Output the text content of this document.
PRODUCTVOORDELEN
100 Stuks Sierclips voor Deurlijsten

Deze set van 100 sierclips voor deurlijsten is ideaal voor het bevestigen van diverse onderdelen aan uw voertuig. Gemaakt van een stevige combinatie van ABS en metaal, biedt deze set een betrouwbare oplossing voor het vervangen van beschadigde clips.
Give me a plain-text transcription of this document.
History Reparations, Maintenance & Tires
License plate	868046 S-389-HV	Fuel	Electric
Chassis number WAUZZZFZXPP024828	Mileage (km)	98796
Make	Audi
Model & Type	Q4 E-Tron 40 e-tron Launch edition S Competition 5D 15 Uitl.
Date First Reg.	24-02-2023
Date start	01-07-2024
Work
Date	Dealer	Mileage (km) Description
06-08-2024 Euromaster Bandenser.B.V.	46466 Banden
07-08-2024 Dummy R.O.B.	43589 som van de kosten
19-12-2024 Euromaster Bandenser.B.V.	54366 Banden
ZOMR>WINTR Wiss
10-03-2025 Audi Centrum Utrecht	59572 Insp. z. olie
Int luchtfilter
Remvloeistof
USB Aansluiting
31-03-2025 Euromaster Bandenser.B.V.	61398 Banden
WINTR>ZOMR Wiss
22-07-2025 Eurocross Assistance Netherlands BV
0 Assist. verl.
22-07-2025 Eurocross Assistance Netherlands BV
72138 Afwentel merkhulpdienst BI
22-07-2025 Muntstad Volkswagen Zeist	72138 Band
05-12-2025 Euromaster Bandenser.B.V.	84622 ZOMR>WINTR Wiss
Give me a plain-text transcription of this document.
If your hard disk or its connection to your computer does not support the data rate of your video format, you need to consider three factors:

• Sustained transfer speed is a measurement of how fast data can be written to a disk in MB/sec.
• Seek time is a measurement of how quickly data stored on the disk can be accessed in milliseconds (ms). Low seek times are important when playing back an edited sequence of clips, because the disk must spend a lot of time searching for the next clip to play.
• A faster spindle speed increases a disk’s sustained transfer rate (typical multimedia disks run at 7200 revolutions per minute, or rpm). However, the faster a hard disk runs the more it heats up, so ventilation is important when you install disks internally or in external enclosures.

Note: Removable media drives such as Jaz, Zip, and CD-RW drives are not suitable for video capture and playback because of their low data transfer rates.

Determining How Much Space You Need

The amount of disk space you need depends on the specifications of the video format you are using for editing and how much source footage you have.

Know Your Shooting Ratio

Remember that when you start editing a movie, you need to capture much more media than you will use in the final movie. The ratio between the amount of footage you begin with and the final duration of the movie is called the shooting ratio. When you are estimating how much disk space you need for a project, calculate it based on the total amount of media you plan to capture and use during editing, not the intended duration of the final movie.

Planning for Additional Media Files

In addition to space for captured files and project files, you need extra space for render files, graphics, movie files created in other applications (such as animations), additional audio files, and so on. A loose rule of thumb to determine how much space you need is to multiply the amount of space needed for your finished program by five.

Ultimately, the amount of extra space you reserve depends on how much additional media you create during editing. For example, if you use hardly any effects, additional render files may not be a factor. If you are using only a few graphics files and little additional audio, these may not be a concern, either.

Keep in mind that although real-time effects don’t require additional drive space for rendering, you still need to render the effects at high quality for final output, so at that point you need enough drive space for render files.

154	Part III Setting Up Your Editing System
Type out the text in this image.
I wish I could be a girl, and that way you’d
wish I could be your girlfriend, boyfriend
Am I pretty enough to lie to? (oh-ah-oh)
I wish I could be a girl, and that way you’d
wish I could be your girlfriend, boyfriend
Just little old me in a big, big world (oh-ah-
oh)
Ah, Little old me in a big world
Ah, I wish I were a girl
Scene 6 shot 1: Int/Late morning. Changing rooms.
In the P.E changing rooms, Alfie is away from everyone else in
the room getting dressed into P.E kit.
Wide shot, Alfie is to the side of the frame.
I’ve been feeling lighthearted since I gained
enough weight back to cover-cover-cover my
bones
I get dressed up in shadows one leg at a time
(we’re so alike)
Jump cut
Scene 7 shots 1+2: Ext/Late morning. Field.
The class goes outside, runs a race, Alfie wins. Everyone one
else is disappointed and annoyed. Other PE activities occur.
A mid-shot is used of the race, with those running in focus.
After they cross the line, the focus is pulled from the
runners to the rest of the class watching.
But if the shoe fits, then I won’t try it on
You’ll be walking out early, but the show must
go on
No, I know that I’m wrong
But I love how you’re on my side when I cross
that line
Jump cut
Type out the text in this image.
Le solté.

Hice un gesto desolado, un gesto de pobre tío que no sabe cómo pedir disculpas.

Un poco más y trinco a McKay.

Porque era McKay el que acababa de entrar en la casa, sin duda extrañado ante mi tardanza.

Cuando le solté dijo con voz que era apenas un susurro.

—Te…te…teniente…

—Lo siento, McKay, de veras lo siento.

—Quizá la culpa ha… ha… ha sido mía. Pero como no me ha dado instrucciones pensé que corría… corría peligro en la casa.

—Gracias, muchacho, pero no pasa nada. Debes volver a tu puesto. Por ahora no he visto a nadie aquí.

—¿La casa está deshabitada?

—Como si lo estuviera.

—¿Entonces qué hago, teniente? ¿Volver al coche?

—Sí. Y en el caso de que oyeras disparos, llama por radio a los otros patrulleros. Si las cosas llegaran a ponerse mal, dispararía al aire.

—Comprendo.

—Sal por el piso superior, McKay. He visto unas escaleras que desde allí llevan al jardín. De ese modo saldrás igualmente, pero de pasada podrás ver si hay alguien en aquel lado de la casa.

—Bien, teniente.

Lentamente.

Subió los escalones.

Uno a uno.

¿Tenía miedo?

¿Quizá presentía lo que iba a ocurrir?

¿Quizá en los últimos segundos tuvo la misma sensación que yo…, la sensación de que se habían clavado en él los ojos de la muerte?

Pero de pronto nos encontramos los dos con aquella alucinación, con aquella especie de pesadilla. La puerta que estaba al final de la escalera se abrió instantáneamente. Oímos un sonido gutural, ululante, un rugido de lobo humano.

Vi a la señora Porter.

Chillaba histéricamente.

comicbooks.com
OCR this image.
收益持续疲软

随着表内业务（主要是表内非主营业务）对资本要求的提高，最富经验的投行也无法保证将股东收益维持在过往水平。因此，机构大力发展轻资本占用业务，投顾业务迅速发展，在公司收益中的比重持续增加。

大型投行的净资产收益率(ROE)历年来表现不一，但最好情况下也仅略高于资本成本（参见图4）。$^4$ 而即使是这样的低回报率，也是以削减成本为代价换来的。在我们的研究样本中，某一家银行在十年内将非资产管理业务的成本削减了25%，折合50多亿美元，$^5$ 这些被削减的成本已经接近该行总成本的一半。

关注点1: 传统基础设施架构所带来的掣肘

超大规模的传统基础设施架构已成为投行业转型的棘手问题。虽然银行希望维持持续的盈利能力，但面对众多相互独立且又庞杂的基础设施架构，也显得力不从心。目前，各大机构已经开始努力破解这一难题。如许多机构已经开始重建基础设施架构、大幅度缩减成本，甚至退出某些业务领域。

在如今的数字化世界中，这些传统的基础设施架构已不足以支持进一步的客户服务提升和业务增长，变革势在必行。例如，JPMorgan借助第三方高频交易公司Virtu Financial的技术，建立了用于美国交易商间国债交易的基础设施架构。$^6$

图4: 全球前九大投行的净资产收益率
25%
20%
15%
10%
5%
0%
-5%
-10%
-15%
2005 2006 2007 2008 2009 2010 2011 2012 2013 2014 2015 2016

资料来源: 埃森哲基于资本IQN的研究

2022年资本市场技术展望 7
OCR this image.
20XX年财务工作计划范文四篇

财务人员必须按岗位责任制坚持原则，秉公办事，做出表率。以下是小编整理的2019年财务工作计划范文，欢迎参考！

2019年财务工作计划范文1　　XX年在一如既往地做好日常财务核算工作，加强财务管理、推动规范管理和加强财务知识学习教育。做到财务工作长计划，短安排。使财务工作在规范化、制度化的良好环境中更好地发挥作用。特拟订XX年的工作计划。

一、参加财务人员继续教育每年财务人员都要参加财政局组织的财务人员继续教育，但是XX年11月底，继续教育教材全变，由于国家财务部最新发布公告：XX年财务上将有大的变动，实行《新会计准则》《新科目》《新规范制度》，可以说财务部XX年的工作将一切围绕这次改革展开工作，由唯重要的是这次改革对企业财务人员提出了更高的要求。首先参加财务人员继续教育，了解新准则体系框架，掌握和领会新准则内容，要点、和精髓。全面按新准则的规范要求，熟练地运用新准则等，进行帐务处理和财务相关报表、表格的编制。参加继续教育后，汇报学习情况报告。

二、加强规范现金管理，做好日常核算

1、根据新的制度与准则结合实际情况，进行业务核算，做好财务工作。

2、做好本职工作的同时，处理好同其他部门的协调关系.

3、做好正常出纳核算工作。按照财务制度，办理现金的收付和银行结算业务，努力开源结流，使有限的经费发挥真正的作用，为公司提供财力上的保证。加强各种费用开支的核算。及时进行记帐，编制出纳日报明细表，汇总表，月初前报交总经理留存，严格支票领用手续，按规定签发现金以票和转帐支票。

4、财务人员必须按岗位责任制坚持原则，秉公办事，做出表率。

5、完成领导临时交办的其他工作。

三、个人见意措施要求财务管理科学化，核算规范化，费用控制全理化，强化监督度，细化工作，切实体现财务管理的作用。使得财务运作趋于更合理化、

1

*Requirement*. Copy out each line of the records where the string "做出表率" appears.

*Problem solution*.
财务人员必须按岗位责任制坚持原则，秉公办事，做出表率。以下是小编整理的2019年财务工作计划范文，欢迎参考！
4、财务人员必须按岗位责任制坚持原则，秉公办事，做出表率。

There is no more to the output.